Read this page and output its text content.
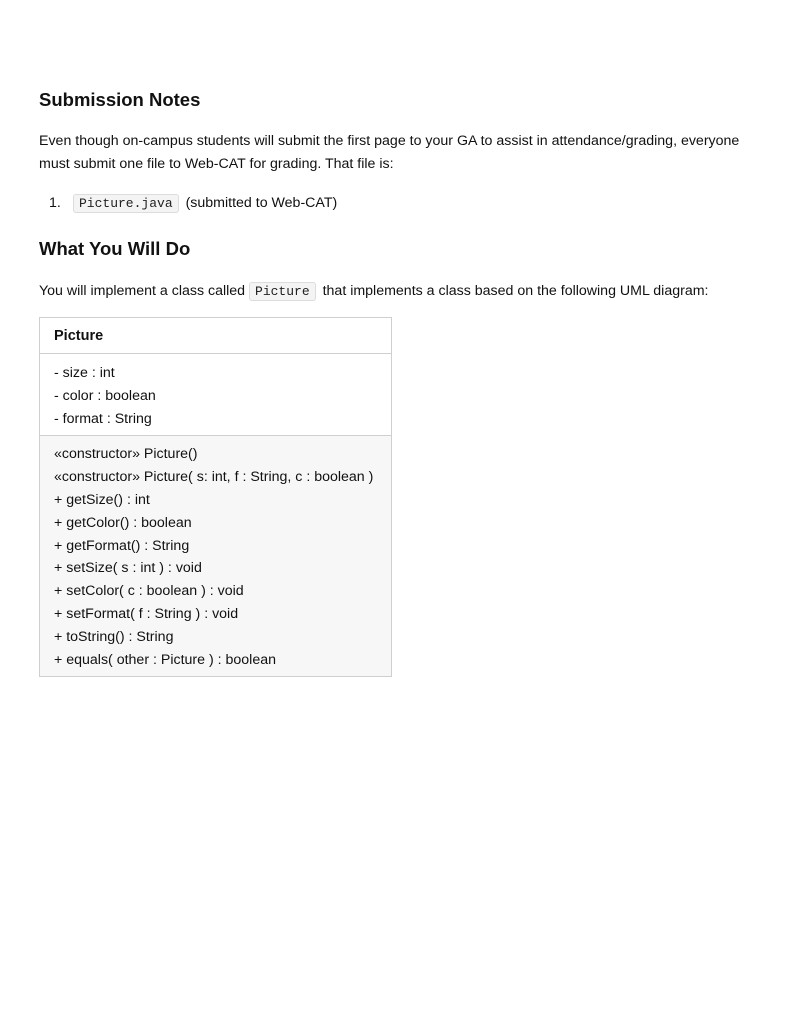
Submission Notes

Even though on-campus students will submit the first page to your GA to assist in attendance/grading, everyone must submit one file to Web-CAT for grading. That file is:

1. Picture.java (submitted to Web-CAT)
What You Will Do

You will implement a class called Picture that implements a class based on the following UML diagram:

Picture
- size : int
- color : boolean
- format : String
«constructor» Picture()
«constructor» Picture( s: int, f : String, c : boolean )
+ getSize() : int
+ getColor() : boolean
+ getFormat() : String
+ setSize( s : int ) : void
+ setColor( c : boolean ) : void
+ setFormat( f : String ) : void
+ toString() : String
+ equals( other : Picture ) : boolean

§

Keep the pictures out of your copy, and repeat every entry above exactly.

Read this page and output its text content.
Submission Notes

Even though on-campus students will submit the first page to your GA to assist in attendance/grading, everyone must submit one file to Web-CAT for grading. That file is:

1. Picture.java (submitted to Web-CAT)
What You Will Do

You will implement a class called Picture that implements a class based on the following UML diagram:

Picture
- size : int
- color : boolean
- format : String
«constructor» Picture()
«constructor» Picture( s: int, f : String, c : boolean )
+ getSize() : int
+ getColor() : boolean
+ getFormat() : String
+ setSize( s : int ) : void
+ setColor( c : boolean ) : void
+ setFormat( f : String ) : void
+ toString() : String
+ equals( other : Picture ) : boolean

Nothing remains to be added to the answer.